WHAT YOU WILL DO — Identify and copy all lines of the material where the string "more" is found.

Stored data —
++++++++++

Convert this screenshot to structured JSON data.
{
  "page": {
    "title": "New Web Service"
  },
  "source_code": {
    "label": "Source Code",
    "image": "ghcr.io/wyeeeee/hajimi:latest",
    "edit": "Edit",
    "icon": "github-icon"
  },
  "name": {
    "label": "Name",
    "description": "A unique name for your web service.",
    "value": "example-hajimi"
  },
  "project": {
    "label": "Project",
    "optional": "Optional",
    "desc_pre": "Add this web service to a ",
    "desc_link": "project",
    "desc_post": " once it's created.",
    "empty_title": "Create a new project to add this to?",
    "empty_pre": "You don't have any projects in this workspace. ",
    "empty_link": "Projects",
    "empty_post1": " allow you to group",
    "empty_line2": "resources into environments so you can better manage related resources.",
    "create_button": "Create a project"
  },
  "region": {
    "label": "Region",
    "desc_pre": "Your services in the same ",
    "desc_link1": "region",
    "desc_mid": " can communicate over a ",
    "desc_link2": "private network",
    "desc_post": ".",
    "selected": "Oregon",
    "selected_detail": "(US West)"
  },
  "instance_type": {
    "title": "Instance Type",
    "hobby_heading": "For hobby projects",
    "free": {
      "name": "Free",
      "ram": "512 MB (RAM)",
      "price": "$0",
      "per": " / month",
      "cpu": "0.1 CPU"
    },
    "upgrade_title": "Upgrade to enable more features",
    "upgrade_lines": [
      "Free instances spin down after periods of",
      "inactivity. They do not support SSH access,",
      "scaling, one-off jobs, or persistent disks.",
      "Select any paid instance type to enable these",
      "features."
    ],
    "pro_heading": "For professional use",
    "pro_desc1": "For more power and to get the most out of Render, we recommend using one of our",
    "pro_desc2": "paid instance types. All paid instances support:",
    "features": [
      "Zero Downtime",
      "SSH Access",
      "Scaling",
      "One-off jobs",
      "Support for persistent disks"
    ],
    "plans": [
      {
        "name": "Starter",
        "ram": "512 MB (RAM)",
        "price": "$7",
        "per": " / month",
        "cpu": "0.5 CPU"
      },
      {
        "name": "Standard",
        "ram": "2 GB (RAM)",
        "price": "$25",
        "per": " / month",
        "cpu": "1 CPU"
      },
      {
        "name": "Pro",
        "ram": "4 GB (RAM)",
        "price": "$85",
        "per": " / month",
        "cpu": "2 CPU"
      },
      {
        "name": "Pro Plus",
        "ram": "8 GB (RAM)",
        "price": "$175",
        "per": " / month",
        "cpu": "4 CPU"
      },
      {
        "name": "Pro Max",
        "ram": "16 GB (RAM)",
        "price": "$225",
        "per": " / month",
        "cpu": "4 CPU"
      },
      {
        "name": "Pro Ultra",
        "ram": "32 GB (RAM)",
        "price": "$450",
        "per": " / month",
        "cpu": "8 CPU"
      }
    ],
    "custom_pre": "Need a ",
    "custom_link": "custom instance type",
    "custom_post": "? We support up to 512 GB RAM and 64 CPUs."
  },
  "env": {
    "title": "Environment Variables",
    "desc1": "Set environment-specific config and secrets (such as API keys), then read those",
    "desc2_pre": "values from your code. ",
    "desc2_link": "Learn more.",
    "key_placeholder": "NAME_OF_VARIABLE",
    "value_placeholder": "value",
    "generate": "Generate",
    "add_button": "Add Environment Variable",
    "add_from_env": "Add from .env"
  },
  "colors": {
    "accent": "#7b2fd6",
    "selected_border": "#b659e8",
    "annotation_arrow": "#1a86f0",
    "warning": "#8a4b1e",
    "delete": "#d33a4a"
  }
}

++++++++++

TASK OUTPUT —
    "upgrade_title": "Upgrade to enable more features",
    "pro_desc1": "For more power and to get the most out of Render, we recommend using one of our",
    "desc2_link": "Learn more.",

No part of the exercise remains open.